*Materials provided:*
***

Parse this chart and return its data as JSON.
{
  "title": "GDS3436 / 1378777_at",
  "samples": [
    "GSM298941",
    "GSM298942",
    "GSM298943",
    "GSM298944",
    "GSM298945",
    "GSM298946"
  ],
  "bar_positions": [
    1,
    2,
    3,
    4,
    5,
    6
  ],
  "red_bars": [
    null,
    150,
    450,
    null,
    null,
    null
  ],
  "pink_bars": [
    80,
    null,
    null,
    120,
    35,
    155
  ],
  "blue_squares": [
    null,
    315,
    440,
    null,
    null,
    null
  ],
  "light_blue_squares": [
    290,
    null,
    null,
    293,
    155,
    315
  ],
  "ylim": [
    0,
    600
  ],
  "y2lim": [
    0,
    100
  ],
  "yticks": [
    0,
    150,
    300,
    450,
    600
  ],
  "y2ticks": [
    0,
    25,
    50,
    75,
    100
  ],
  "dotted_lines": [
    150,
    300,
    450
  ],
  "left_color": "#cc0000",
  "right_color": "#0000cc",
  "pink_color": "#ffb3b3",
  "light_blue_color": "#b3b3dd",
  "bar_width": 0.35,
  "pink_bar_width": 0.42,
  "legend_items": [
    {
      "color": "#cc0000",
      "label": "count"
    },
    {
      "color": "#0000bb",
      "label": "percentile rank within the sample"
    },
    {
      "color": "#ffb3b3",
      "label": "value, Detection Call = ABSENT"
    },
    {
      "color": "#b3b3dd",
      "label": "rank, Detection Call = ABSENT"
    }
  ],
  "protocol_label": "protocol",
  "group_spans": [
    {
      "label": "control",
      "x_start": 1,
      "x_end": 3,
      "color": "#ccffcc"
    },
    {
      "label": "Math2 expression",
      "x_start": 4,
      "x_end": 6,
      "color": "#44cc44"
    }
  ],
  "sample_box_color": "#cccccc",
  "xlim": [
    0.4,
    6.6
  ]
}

***

Reproduce the entries above in full by retyping them exactly.

*Task response:*
Parse this chart and return its data as JSON.
{
  "title": "GDS3436 / 1378777_at",
  "samples": [
    "GSM298941",
    "GSM298942",
    "GSM298943",
    "GSM298944",
    "GSM298945",
    "GSM298946"
  ],
  "bar_positions": [
    1,
    2,
    3,
    4,
    5,
    6
  ],
  "red_bars": [
    null,
    150,
    450,
    null,
    null,
    null
  ],
  "pink_bars": [
    80,
    null,
    null,
    120,
    35,
    155
  ],
  "blue_squares": [
    null,
    315,
    440,
    null,
    null,
    null
  ],
  "light_blue_squares": [
    290,
    null,
    null,
    293,
    155,
    315
  ],
  "ylim": [
    0,
    600
  ],
  "y2lim": [
    0,
    100
  ],
  "yticks": [
    0,
    150,
    300,
    450,
    600
  ],
  "y2ticks": [
    0,
    25,
    50,
    75,
    100
  ],
  "dotted_lines": [
    150,
    300,
    450
  ],
  "left_color": "#cc0000",
  "right_color": "#0000cc",
  "pink_color": "#ffb3b3",
  "light_blue_color": "#b3b3dd",
  "bar_width": 0.35,
  "pink_bar_width": 0.42,
  "legend_items": [
    {
      "color": "#cc0000",
      "label": "count"
    },
    {
      "color": "#0000bb",
      "label": "percentile rank within the sample"
    },
    {
      "color": "#ffb3b3",
      "label": "value, Detection Call = ABSENT"
    },
    {
      "color": "#b3b3dd",
      "label": "rank, Detection Call = ABSENT"
    }
  ],
  "protocol_label": "protocol",
  "group_spans": [
    {
      "label": "control",
      "x_start": 1,
      "x_end": 3,
      "color": "#ccffcc"
    },
    {
      "label": "Math2 expression",
      "x_start": 4,
      "x_end": 6,
      "color": "#44cc44"
    }
  ],
  "sample_box_color": "#cccccc",
  "xlim": [
    0.4,
    6.6
  ]
}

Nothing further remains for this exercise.